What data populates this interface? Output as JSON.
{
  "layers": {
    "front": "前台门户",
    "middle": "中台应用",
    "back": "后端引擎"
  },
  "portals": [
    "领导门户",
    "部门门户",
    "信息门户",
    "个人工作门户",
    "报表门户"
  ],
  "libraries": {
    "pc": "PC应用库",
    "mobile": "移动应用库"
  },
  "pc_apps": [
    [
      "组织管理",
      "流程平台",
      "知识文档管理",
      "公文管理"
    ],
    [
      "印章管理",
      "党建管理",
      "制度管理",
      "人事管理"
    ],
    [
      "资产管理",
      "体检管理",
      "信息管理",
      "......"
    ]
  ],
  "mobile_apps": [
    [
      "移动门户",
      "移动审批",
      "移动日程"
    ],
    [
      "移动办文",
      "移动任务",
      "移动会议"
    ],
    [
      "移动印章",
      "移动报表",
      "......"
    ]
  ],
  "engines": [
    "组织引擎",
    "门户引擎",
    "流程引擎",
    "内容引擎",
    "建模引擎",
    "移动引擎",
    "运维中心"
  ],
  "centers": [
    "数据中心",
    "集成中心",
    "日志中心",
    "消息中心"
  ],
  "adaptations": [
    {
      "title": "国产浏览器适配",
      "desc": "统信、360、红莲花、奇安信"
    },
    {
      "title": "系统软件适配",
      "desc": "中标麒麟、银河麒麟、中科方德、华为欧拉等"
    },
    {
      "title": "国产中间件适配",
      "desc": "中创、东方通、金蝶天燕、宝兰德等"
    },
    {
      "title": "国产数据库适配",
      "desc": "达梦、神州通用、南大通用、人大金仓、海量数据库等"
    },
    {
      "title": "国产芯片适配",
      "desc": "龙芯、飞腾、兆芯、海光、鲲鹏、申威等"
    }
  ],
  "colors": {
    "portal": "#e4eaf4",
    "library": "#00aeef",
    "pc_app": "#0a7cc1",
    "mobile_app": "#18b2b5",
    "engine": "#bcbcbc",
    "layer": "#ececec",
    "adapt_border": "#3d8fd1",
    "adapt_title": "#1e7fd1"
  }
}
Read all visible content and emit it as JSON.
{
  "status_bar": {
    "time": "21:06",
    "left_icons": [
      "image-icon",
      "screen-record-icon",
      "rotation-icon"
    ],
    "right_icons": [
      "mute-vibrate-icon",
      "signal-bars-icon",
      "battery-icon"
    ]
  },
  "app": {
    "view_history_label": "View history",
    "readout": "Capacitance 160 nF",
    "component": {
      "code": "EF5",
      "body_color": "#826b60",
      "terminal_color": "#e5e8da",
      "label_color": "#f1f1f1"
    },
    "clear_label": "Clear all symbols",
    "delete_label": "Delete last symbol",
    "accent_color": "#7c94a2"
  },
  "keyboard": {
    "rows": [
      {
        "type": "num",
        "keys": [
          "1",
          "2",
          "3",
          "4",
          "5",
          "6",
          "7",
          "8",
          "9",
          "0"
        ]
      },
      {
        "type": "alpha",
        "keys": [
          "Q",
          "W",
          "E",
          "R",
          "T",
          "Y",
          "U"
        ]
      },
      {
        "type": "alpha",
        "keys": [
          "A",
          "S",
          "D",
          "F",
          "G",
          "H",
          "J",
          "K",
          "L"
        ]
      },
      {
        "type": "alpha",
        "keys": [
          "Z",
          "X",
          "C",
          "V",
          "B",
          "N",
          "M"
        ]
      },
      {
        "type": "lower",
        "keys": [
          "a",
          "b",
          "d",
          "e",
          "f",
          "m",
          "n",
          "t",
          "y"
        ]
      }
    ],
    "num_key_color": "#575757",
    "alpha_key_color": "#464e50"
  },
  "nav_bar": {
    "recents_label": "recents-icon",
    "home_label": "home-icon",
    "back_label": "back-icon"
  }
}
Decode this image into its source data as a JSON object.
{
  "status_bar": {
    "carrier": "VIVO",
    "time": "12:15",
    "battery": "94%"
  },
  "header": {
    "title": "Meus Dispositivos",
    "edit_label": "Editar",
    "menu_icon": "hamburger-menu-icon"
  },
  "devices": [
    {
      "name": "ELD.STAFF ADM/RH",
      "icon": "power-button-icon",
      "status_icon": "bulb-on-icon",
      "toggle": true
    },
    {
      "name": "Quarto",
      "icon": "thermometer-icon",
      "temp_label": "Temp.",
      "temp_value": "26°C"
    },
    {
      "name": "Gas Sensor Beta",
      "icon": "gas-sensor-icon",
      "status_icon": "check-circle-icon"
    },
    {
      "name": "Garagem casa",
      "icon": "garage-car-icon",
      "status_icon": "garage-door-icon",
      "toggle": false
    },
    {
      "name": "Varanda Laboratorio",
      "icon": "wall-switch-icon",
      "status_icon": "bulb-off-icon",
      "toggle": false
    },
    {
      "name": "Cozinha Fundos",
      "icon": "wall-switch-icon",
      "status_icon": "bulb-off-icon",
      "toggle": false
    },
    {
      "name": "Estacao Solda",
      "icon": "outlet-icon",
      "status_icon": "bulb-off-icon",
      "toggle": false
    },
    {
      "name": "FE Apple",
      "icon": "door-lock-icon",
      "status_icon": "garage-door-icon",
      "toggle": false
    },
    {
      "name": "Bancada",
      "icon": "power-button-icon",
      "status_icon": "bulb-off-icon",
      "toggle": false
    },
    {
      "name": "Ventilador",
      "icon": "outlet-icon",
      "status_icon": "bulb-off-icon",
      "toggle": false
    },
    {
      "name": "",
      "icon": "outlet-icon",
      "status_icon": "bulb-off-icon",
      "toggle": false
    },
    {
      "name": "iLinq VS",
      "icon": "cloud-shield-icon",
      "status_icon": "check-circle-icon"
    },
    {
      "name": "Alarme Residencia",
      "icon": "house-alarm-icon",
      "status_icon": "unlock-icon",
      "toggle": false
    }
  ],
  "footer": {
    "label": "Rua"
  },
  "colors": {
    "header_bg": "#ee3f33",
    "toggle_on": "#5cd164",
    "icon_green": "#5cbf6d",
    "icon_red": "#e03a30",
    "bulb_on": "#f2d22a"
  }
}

----

▸ Instructions to follow
Your task is to reproduce the whole listing exactly.

▸ Solution to this exercise
What data populates this interface? Output as JSON.
{
  "layers": {
    "front": "前台门户",
    "middle": "中台应用",
    "back": "后端引擎"
  },
  "portals": [
    "领导门户",
    "部门门户",
    "信息门户",
    "个人工作门户",
    "报表门户"
  ],
  "libraries": {
    "pc": "PC应用库",
    "mobile": "移动应用库"
  },
  "pc_apps": [
    [
      "组织管理",
      "流程平台",
      "知识文档管理",
      "公文管理"
    ],
    [
      "印章管理",
      "党建管理",
      "制度管理",
      "人事管理"
    ],
    [
      "资产管理",
      "体检管理",
      "信息管理",
      "......"
    ]
  ],
  "mobile_apps": [
    [
      "移动门户",
      "移动审批",
      "移动日程"
    ],
    [
      "移动办文",
      "移动任务",
      "移动会议"
    ],
    [
      "移动印章",
      "移动报表",
      "......"
    ]
  ],
  "engines": [
    "组织引擎",
    "门户引擎",
    "流程引擎",
    "内容引擎",
    "建模引擎",
    "移动引擎",
    "运维中心"
  ],
  "centers": [
    "数据中心",
    "集成中心",
    "日志中心",
    "消息中心"
  ],
  "adaptations": [
    {
      "title": "国产浏览器适配",
      "desc": "统信、360、红莲花、奇安信"
    },
    {
      "title": "系统软件适配",
      "desc": "中标麒麟、银河麒麟、中科方德、华为欧拉等"
    },
    {
      "title": "国产中间件适配",
      "desc": "中创、东方通、金蝶天燕、宝兰德等"
    },
    {
      "title": "国产数据库适配",
      "desc": "达梦、神州通用、南大通用、人大金仓、海量数据库等"
    },
    {
      "title": "国产芯片适配",
      "desc": "龙芯、飞腾、兆芯、海光、鲲鹏、申威等"
    }
  ],
  "colors": {
    "portal": "#e4eaf4",
    "library": "#00aeef",
    "pc_app": "#0a7cc1",
    "mobile_app": "#18b2b5",
    "engine": "#bcbcbc",
    "layer": "#ececec",
    "adapt_border": "#3d8fd1",
    "adapt_title": "#1e7fd1"
  }
}
Read all visible content and emit it as JSON.
{
  "status_bar": {
    "time": "21:06",
    "left_icons": [
      "image-icon",
      "screen-record-icon",
      "rotation-icon"
    ],
    "right_icons": [
      "mute-vibrate-icon",
      "signal-bars-icon",
      "battery-icon"
    ]
  },
  "app": {
    "view_history_label": "View history",
    "readout": "Capacitance 160 nF",
    "component": {
      "code": "EF5",
      "body_color": "#826b60",
      "terminal_color": "#e5e8da",
      "label_color": "#f1f1f1"
    },
    "clear_label": "Clear all symbols",
    "delete_label": "Delete last symbol",
    "accent_color": "#7c94a2"
  },
  "keyboard": {
    "rows": [
      {
        "type": "num",
        "keys": [
          "1",
          "2",
          "3",
          "4",
          "5",
          "6",
          "7",
          "8",
          "9",
          "0"
        ]
      },
      {
        "type": "alpha",
        "keys": [
          "Q",
          "W",
          "E",
          "R",
          "T",
          "Y",
          "U"
        ]
      },
      {
        "type": "alpha",
        "keys": [
          "A",
          "S",
          "D",
          "F",
          "G",
          "H",
          "J",
          "K",
          "L"
        ]
      },
      {
        "type": "alpha",
        "keys": [
          "Z",
          "X",
          "C",
          "V",
          "B",
          "N",
          "M"
        ]
      },
      {
        "type": "lower",
        "keys": [
          "a",
          "b",
          "d",
          "e",
          "f",
          "m",
          "n",
          "t",
          "y"
        ]
      }
    ],
    "num_key_color": "#575757",
    "alpha_key_color": "#464e50"
  },
  "nav_bar": {
    "recents_label": "recents-icon",
    "home_label": "home-icon",
    "back_label": "back-icon"
  }
}
Decode this image into its source data as a JSON object.
{
  "status_bar": {
    "carrier": "VIVO",
    "time": "12:15",
    "battery": "94%"
  },
  "header": {
    "title": "Meus Dispositivos",
    "edit_label": "Editar",
    "menu_icon": "hamburger-menu-icon"
  },
  "devices": [
    {
      "name": "ELD.STAFF ADM/RH",
      "icon": "power-button-icon",
      "status_icon": "bulb-on-icon",
      "toggle": true
    },
    {
      "name": "Quarto",
      "icon": "thermometer-icon",
      "temp_label": "Temp.",
      "temp_value": "26°C"
    },
    {
      "name": "Gas Sensor Beta",
      "icon": "gas-sensor-icon",
      "status_icon": "check-circle-icon"
    },
    {
      "name": "Garagem casa",
      "icon": "garage-car-icon",
      "status_icon": "garage-door-icon",
      "toggle": false
    },
    {
      "name": "Varanda Laboratorio",
      "icon": "wall-switch-icon",
      "status_icon": "bulb-off-icon",
      "toggle": false
    },
    {
      "name": "Cozinha Fundos",
      "icon": "wall-switch-icon",
      "status_icon": "bulb-off-icon",
      "toggle": false
    },
    {
      "name": "Estacao Solda",
      "icon": "outlet-icon",
      "status_icon": "bulb-off-icon",
      "toggle": false
    },
    {
      "name": "FE Apple",
      "icon": "door-lock-icon",
      "status_icon": "garage-door-icon",
      "toggle": false
    },
    {
      "name": "Bancada",
      "icon": "power-button-icon",
      "status_icon": "bulb-off-icon",
      "toggle": false
    },
    {
      "name": "Ventilador",
      "icon": "outlet-icon",
      "status_icon": "bulb-off-icon",
      "toggle": false
    },
    {
      "name": "",
      "icon": "outlet-icon",
      "status_icon": "bulb-off-icon",
      "toggle": false
    },
    {
      "name": "iLinq VS",
      "icon": "cloud-shield-icon",
      "status_icon": "check-circle-icon"
    },
    {
      "name": "Alarme Residencia",
      "icon": "house-alarm-icon",
      "status_icon": "unlock-icon",
      "toggle": false
    }
  ],
  "footer": {
    "label": "Rua"
  },
  "colors": {
    "header_bg": "#ee3f33",
    "toggle_on": "#5cd164",
    "icon_green": "#5cbf6d",
    "icon_red": "#e03a30",
    "bulb_on": "#f2d22a"
  }
}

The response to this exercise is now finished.